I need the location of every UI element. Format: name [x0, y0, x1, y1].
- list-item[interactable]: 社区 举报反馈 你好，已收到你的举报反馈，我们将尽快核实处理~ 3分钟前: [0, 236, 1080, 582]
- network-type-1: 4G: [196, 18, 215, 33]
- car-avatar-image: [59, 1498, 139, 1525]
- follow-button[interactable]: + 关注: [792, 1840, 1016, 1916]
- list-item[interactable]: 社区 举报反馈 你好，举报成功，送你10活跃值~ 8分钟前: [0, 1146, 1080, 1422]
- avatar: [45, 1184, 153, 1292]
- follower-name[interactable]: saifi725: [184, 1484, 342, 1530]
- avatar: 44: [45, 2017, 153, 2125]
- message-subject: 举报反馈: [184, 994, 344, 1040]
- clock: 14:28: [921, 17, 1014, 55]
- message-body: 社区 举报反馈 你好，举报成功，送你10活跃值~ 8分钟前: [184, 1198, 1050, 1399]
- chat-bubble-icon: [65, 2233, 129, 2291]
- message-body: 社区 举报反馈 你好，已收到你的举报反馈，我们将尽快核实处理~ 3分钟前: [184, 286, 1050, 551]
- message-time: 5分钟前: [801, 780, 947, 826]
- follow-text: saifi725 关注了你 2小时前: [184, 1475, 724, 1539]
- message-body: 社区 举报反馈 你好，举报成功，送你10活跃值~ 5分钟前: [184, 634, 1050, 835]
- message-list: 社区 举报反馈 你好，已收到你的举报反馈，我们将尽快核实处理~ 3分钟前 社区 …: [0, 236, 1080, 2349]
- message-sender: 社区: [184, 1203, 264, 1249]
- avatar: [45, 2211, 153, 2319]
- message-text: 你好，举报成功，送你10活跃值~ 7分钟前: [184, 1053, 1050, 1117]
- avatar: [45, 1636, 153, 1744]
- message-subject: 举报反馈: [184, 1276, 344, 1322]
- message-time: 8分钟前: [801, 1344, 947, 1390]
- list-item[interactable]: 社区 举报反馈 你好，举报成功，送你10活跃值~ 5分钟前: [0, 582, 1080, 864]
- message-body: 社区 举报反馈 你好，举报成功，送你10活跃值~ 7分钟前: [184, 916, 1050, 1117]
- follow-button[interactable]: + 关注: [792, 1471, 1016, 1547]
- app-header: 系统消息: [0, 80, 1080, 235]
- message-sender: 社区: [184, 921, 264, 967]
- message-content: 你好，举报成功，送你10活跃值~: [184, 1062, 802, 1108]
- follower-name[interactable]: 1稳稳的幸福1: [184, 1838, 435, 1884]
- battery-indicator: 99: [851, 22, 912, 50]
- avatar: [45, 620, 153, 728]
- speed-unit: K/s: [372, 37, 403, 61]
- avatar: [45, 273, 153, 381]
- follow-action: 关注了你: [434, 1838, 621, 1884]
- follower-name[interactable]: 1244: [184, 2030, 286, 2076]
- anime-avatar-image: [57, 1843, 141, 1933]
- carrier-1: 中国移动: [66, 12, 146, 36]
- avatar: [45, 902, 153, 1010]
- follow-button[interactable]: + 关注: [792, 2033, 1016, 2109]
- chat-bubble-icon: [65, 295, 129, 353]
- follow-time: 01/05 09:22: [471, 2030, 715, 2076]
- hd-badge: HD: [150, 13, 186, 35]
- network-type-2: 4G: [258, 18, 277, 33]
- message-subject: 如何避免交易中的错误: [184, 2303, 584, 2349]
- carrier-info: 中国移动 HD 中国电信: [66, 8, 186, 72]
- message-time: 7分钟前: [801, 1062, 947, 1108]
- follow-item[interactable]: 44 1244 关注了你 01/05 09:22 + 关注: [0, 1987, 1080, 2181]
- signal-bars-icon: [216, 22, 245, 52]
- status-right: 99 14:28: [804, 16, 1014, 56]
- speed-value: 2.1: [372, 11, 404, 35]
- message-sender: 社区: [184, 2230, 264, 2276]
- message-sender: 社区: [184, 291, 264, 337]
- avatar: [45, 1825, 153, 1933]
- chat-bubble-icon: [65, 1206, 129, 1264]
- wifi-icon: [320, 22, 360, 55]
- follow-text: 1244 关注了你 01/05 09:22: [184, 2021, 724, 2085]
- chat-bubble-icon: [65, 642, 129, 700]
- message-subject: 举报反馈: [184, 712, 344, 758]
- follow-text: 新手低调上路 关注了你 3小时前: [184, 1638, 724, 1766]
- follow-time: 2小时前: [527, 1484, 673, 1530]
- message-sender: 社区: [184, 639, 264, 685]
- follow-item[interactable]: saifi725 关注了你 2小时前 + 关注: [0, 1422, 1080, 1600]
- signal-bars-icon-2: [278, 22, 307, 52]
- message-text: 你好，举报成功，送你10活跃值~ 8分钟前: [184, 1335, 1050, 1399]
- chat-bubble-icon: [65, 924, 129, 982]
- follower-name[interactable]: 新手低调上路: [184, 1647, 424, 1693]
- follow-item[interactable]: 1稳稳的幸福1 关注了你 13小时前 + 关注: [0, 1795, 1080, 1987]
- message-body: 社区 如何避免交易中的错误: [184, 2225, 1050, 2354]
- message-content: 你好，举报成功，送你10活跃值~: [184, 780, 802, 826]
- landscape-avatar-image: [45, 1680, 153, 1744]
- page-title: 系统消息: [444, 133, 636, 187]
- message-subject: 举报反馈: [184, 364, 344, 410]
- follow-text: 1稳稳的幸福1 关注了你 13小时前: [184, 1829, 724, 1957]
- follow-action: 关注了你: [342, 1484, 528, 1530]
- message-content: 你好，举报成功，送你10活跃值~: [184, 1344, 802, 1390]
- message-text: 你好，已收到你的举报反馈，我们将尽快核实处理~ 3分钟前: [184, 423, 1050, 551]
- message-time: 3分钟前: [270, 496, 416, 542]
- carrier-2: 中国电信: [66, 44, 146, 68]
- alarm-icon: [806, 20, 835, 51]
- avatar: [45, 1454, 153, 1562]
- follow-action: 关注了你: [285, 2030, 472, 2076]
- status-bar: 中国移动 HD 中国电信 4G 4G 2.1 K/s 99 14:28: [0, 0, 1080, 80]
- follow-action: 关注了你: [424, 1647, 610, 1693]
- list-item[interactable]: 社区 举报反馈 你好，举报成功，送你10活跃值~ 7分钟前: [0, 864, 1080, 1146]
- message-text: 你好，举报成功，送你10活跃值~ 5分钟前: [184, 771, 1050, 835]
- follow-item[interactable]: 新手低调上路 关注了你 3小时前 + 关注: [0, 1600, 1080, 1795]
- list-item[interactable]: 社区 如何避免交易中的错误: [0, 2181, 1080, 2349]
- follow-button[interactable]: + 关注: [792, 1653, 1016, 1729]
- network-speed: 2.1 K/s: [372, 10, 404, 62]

==========

*WHAT IS NEEDED*. Return every line of the entries above unchanged, in the same order.

*TASK SOLUTION*.
I need the location of every UI element. Format: name [x0, y0, x1, y1].
- list-item[interactable]: 社区 举报反馈 你好，已收到你的举报反馈，我们将尽快核实处理~ 3分钟前: [0, 236, 1080, 582]
- network-type-1: 4G: [196, 18, 215, 33]
- car-avatar-image: [59, 1498, 139, 1525]
- follow-button[interactable]: + 关注: [792, 1840, 1016, 1916]
- list-item[interactable]: 社区 举报反馈 你好，举报成功，送你10活跃值~ 8分钟前: [0, 1146, 1080, 1422]
- avatar: [45, 1184, 153, 1292]
- follower-name[interactable]: saifi725: [184, 1484, 342, 1530]
- avatar: 44: [45, 2017, 153, 2125]
- message-subject: 举报反馈: [184, 994, 344, 1040]
- clock: 14:28: [921, 17, 1014, 55]
- message-body: 社区 举报反馈 你好，举报成功，送你10活跃值~ 8分钟前: [184, 1198, 1050, 1399]
- chat-bubble-icon: [65, 2233, 129, 2291]
- message-body: 社区 举报反馈 你好，已收到你的举报反馈，我们将尽快核实处理~ 3分钟前: [184, 286, 1050, 551]
- message-time: 5分钟前: [801, 780, 947, 826]
- follow-text: saifi725 关注了你 2小时前: [184, 1475, 724, 1539]
- message-body: 社区 举报反馈 你好，举报成功，送你10活跃值~ 5分钟前: [184, 634, 1050, 835]
- message-list: 社区 举报反馈 你好，已收到你的举报反馈，我们将尽快核实处理~ 3分钟前 社区 …: [0, 236, 1080, 2349]
- message-sender: 社区: [184, 1203, 264, 1249]
- avatar: [45, 2211, 153, 2319]
- message-text: 你好，举报成功，送你10活跃值~ 7分钟前: [184, 1053, 1050, 1117]
- avatar: [45, 1636, 153, 1744]
- message-subject: 举报反馈: [184, 1276, 344, 1322]
- message-time: 8分钟前: [801, 1344, 947, 1390]
- list-item[interactable]: 社区 举报反馈 你好，举报成功，送你10活跃值~ 5分钟前: [0, 582, 1080, 864]
- message-body: 社区 举报反馈 你好，举报成功，送你10活跃值~ 7分钟前: [184, 916, 1050, 1117]
- follow-button[interactable]: + 关注: [792, 1471, 1016, 1547]
- app-header: 系统消息: [0, 80, 1080, 235]
- message-sender: 社区: [184, 921, 264, 967]
- message-content: 你好，举报成功，送你10活跃值~: [184, 1062, 802, 1108]
- follower-name[interactable]: 1稳稳的幸福1: [184, 1838, 435, 1884]
- battery-indicator: 99: [851, 22, 912, 50]
- avatar: [45, 620, 153, 728]
- speed-unit: K/s: [372, 37, 403, 61]
- avatar: [45, 273, 153, 381]
- follow-action: 关注了你: [434, 1838, 621, 1884]
- follower-name[interactable]: 1244: [184, 2030, 286, 2076]
- anime-avatar-image: [57, 1843, 141, 1933]
- carrier-1: 中国移动: [66, 12, 146, 36]
- avatar: [45, 902, 153, 1010]
- follow-button[interactable]: + 关注: [792, 2033, 1016, 2109]
- chat-bubble-icon: [65, 295, 129, 353]
- follow-time: 01/05 09:22: [471, 2030, 715, 2076]
- hd-badge: HD: [150, 13, 186, 35]
- network-type-2: 4G: [258, 18, 277, 33]
- message-subject: 如何避免交易中的错误: [184, 2303, 584, 2349]
- carrier-info: 中国移动 HD 中国电信: [66, 8, 186, 72]
- message-time: 7分钟前: [801, 1062, 947, 1108]
- follow-item[interactable]: 44 1244 关注了你 01/05 09:22 + 关注: [0, 1987, 1080, 2181]
- signal-bars-icon: [216, 22, 245, 52]
- status-right: 99 14:28: [804, 16, 1014, 56]
- speed-value: 2.1: [372, 11, 404, 35]
- message-sender: 社区: [184, 2230, 264, 2276]
- message-sender: 社区: [184, 291, 264, 337]
- avatar: [45, 1825, 153, 1933]
- chat-bubble-icon: [65, 1206, 129, 1264]
- wifi-icon: [320, 22, 360, 55]
- follow-text: 1244 关注了你 01/05 09:22: [184, 2021, 724, 2085]
- chat-bubble-icon: [65, 642, 129, 700]
- message-subject: 举报反馈: [184, 712, 344, 758]
- follow-text: 新手低调上路 关注了你 3小时前: [184, 1638, 724, 1766]
- follow-time: 2小时前: [527, 1484, 673, 1530]
- message-sender: 社区: [184, 639, 264, 685]
- follow-item[interactable]: saifi725 关注了你 2小时前 + 关注: [0, 1422, 1080, 1600]
- signal-bars-icon-2: [278, 22, 307, 52]
- message-text: 你好，举报成功，送你10活跃值~ 8分钟前: [184, 1335, 1050, 1399]
- chat-bubble-icon: [65, 924, 129, 982]
- follower-name[interactable]: 新手低调上路: [184, 1647, 424, 1693]
- follow-item[interactable]: 1稳稳的幸福1 关注了你 13小时前 + 关注: [0, 1795, 1080, 1987]
- message-body: 社区 如何避免交易中的错误: [184, 2225, 1050, 2354]
- message-content: 你好，举报成功，送你10活跃值~: [184, 780, 802, 826]
- landscape-avatar-image: [45, 1680, 153, 1744]
- page-title: 系统消息: [444, 133, 636, 187]
- message-subject: 举报反馈: [184, 364, 344, 410]
- follow-text: 1稳稳的幸福1 关注了你 13小时前: [184, 1829, 724, 1957]
- follow-action: 关注了你: [342, 1484, 528, 1530]
- message-content: 你好，举报成功，送你10活跃值~: [184, 1344, 802, 1390]
- message-text: 你好，已收到你的举报反馈，我们将尽快核实处理~ 3分钟前: [184, 423, 1050, 551]
- message-time: 3分钟前: [270, 496, 416, 542]
- carrier-2: 中国电信: [66, 44, 146, 68]
- alarm-icon: [806, 20, 835, 51]
- avatar: [45, 1454, 153, 1562]
- follow-action: 关注了你: [285, 2030, 472, 2076]
- status-bar: 中国移动 HD 中国电信 4G 4G 2.1 K/s 99 14:28: [0, 0, 1080, 80]
- follow-action: 关注了你: [424, 1647, 610, 1693]
- list-item[interactable]: 社区 举报反馈 你好，举报成功，送你10活跃值~ 7分钟前: [0, 864, 1080, 1146]
- message-text: 你好，举报成功，送你10活跃值~ 5分钟前: [184, 771, 1050, 835]
- follow-item[interactable]: 新手低调上路 关注了你 3小时前 + 关注: [0, 1600, 1080, 1795]
- list-item[interactable]: 社区 如何避免交易中的错误: [0, 2181, 1080, 2349]
- follow-button[interactable]: + 关注: [792, 1653, 1016, 1729]
- network-speed: 2.1 K/s: [372, 10, 404, 62]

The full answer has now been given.